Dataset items
_ _ _ _

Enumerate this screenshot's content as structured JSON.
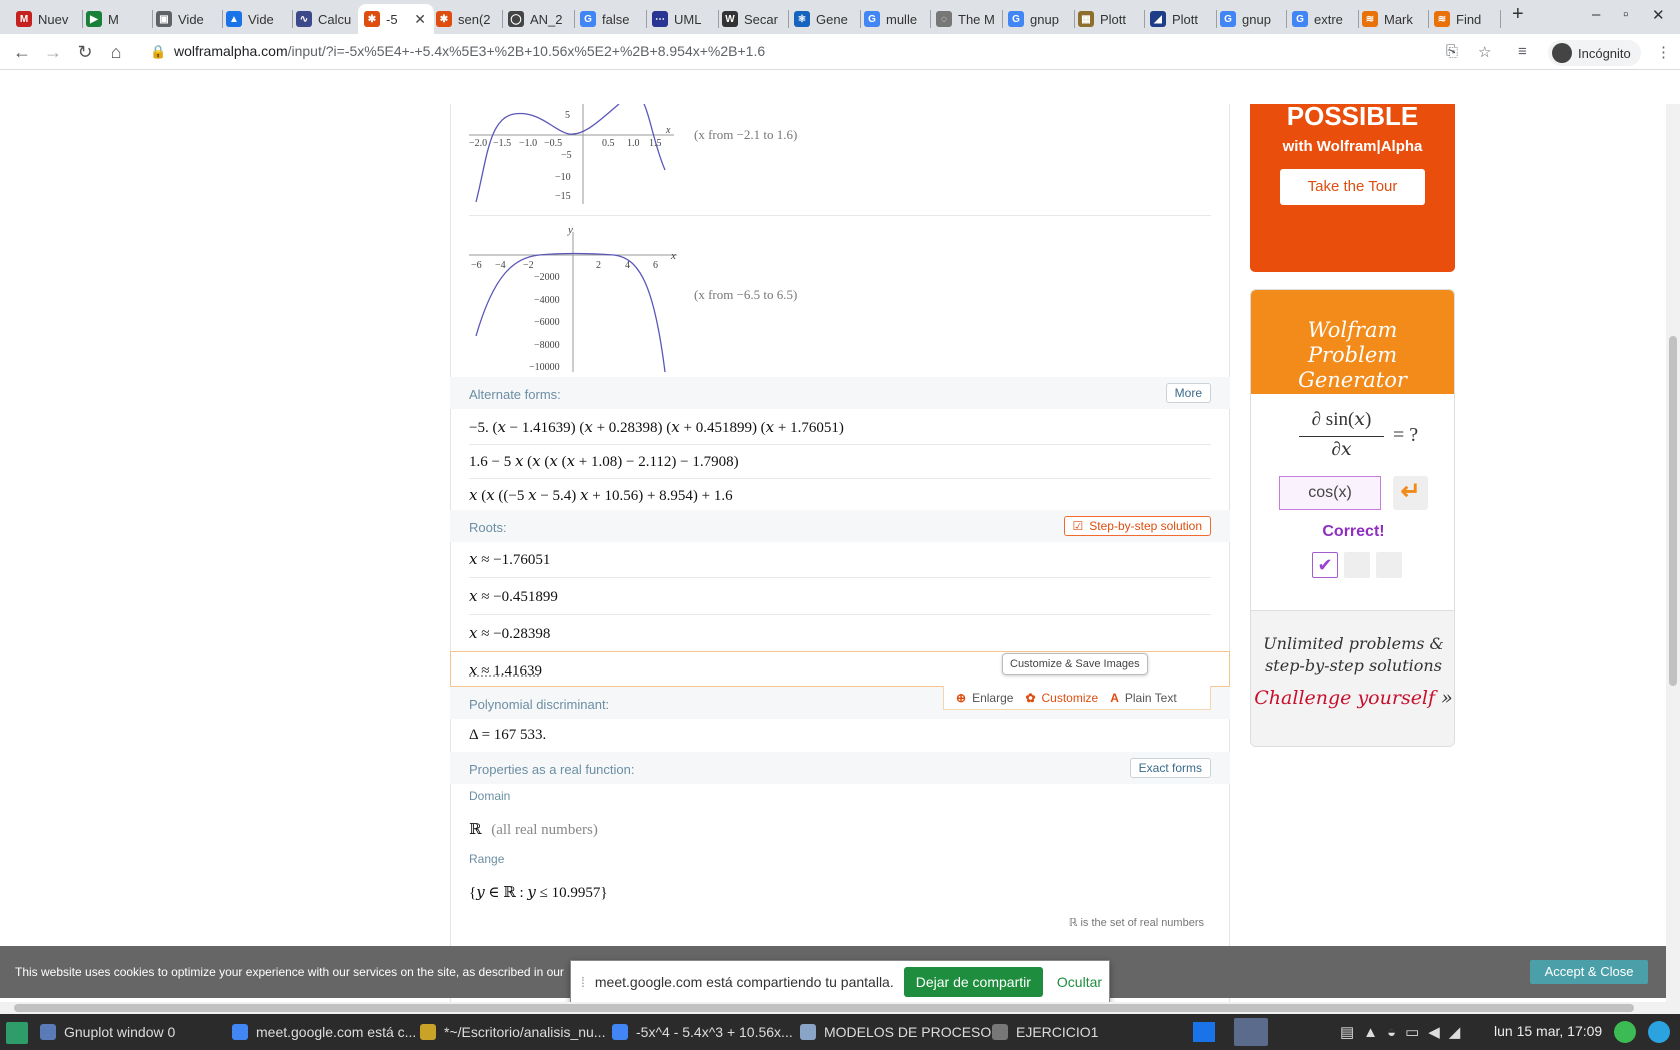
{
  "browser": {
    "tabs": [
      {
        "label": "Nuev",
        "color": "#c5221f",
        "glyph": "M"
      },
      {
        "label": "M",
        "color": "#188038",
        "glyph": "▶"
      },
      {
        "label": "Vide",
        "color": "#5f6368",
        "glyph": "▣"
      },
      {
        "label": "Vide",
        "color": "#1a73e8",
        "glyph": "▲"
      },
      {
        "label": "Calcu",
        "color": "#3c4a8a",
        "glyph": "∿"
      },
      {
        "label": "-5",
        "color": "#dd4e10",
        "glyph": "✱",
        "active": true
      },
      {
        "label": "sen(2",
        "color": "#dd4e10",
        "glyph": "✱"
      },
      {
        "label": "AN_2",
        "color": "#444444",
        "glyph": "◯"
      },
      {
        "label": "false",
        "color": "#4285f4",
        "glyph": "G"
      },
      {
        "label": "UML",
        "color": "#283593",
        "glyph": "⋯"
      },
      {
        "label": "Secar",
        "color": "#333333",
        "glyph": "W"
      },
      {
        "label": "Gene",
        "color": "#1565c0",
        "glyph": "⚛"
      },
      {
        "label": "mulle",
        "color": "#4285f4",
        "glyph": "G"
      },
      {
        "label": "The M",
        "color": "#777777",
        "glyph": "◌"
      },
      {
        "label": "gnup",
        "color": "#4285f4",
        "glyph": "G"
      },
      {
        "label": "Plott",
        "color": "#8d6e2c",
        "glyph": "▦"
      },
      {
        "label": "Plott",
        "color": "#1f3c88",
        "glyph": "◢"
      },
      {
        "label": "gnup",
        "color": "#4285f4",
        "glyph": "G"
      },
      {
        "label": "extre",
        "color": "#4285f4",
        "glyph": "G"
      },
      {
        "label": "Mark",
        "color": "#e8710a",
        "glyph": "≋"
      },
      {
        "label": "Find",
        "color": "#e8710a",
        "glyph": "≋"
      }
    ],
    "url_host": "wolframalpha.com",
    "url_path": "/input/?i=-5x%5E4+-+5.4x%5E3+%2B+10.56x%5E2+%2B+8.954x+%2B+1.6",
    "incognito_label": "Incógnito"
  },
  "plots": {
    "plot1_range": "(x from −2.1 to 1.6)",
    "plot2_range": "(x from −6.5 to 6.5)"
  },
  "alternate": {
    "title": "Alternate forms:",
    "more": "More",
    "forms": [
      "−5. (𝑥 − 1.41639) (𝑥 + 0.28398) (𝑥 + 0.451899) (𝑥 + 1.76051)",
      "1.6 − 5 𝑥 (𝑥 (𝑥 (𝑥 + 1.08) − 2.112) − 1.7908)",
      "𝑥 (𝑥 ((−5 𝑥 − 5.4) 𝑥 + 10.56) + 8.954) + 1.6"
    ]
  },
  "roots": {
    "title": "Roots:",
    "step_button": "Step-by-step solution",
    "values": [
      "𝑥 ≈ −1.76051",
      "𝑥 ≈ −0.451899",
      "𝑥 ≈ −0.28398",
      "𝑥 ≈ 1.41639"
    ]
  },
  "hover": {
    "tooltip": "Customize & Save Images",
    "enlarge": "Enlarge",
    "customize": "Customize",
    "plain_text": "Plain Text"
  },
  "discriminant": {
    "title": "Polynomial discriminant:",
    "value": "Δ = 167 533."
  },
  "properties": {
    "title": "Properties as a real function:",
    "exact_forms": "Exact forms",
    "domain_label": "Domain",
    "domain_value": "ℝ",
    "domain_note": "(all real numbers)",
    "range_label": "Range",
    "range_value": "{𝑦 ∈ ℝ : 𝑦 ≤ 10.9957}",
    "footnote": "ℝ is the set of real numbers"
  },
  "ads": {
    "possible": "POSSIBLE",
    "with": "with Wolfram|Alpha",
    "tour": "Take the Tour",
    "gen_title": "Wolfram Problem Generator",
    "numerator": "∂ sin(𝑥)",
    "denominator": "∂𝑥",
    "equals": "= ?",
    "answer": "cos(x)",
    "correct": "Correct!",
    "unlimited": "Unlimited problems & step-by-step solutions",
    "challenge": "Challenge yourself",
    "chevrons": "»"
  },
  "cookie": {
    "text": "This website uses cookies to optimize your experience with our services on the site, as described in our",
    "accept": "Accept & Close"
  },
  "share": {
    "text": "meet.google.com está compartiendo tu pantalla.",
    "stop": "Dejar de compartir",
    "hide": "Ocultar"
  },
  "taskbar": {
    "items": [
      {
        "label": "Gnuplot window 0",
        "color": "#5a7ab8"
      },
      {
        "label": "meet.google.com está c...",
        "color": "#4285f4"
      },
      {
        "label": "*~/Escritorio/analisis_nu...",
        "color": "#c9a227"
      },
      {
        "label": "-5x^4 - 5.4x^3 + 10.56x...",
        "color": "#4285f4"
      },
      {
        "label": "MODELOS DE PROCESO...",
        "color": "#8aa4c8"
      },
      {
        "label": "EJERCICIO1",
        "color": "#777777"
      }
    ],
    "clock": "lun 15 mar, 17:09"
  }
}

_ _ _ _

Give every line above again exactly, with no pictures.

THE SOLUTION =>
Enumerate this screenshot's content as structured JSON.
{
  "browser": {
    "tabs": [
      {
        "label": "Nuev",
        "color": "#c5221f",
        "glyph": "M"
      },
      {
        "label": "M",
        "color": "#188038",
        "glyph": "▶"
      },
      {
        "label": "Vide",
        "color": "#5f6368",
        "glyph": "▣"
      },
      {
        "label": "Vide",
        "color": "#1a73e8",
        "glyph": "▲"
      },
      {
        "label": "Calcu",
        "color": "#3c4a8a",
        "glyph": "∿"
      },
      {
        "label": "-5",
        "color": "#dd4e10",
        "glyph": "✱",
        "active": true
      },
      {
        "label": "sen(2",
        "color": "#dd4e10",
        "glyph": "✱"
      },
      {
        "label": "AN_2",
        "color": "#444444",
        "glyph": "◯"
      },
      {
        "label": "false",
        "color": "#4285f4",
        "glyph": "G"
      },
      {
        "label": "UML",
        "color": "#283593",
        "glyph": "⋯"
      },
      {
        "label": "Secar",
        "color": "#333333",
        "glyph": "W"
      },
      {
        "label": "Gene",
        "color": "#1565c0",
        "glyph": "⚛"
      },
      {
        "label": "mulle",
        "color": "#4285f4",
        "glyph": "G"
      },
      {
        "label": "The M",
        "color": "#777777",
        "glyph": "◌"
      },
      {
        "label": "gnup",
        "color": "#4285f4",
        "glyph": "G"
      },
      {
        "label": "Plott",
        "color": "#8d6e2c",
        "glyph": "▦"
      },
      {
        "label": "Plott",
        "color": "#1f3c88",
        "glyph": "◢"
      },
      {
        "label": "gnup",
        "color": "#4285f4",
        "glyph": "G"
      },
      {
        "label": "extre",
        "color": "#4285f4",
        "glyph": "G"
      },
      {
        "label": "Mark",
        "color": "#e8710a",
        "glyph": "≋"
      },
      {
        "label": "Find",
        "color": "#e8710a",
        "glyph": "≋"
      }
    ],
    "url_host": "wolframalpha.com",
    "url_path": "/input/?i=-5x%5E4+-+5.4x%5E3+%2B+10.56x%5E2+%2B+8.954x+%2B+1.6",
    "incognito_label": "Incógnito"
  },
  "plots": {
    "plot1_range": "(x from −2.1 to 1.6)",
    "plot2_range": "(x from −6.5 to 6.5)"
  },
  "alternate": {
    "title": "Alternate forms:",
    "more": "More",
    "forms": [
      "−5. (𝑥 − 1.41639) (𝑥 + 0.28398) (𝑥 + 0.451899) (𝑥 + 1.76051)",
      "1.6 − 5 𝑥 (𝑥 (𝑥 (𝑥 + 1.08) − 2.112) − 1.7908)",
      "𝑥 (𝑥 ((−5 𝑥 − 5.4) 𝑥 + 10.56) + 8.954) + 1.6"
    ]
  },
  "roots": {
    "title": "Roots:",
    "step_button": "Step-by-step solution",
    "values": [
      "𝑥 ≈ −1.76051",
      "𝑥 ≈ −0.451899",
      "𝑥 ≈ −0.28398",
      "𝑥 ≈ 1.41639"
    ]
  },
  "hover": {
    "tooltip": "Customize & Save Images",
    "enlarge": "Enlarge",
    "customize": "Customize",
    "plain_text": "Plain Text"
  },
  "discriminant": {
    "title": "Polynomial discriminant:",
    "value": "Δ = 167 533."
  },
  "properties": {
    "title": "Properties as a real function:",
    "exact_forms": "Exact forms",
    "domain_label": "Domain",
    "domain_value": "ℝ",
    "domain_note": "(all real numbers)",
    "range_label": "Range",
    "range_value": "{𝑦 ∈ ℝ : 𝑦 ≤ 10.9957}",
    "footnote": "ℝ is the set of real numbers"
  },
  "ads": {
    "possible": "POSSIBLE",
    "with": "with Wolfram|Alpha",
    "tour": "Take the Tour",
    "gen_title": "Wolfram Problem Generator",
    "numerator": "∂ sin(𝑥)",
    "denominator": "∂𝑥",
    "equals": "= ?",
    "answer": "cos(x)",
    "correct": "Correct!",
    "unlimited": "Unlimited problems & step-by-step solutions",
    "challenge": "Challenge yourself",
    "chevrons": "»"
  },
  "cookie": {
    "text": "This website uses cookies to optimize your experience with our services on the site, as described in our",
    "accept": "Accept & Close"
  },
  "share": {
    "text": "meet.google.com está compartiendo tu pantalla.",
    "stop": "Dejar de compartir",
    "hide": "Ocultar"
  },
  "taskbar": {
    "items": [
      {
        "label": "Gnuplot window 0",
        "color": "#5a7ab8"
      },
      {
        "label": "meet.google.com está c...",
        "color": "#4285f4"
      },
      {
        "label": "*~/Escritorio/analisis_nu...",
        "color": "#c9a227"
      },
      {
        "label": "-5x^4 - 5.4x^3 + 10.56x...",
        "color": "#4285f4"
      },
      {
        "label": "MODELOS DE PROCESO...",
        "color": "#8aa4c8"
      },
      {
        "label": "EJERCICIO1",
        "color": "#777777"
      }
    ],
    "clock": "lun 15 mar, 17:09"
  }
}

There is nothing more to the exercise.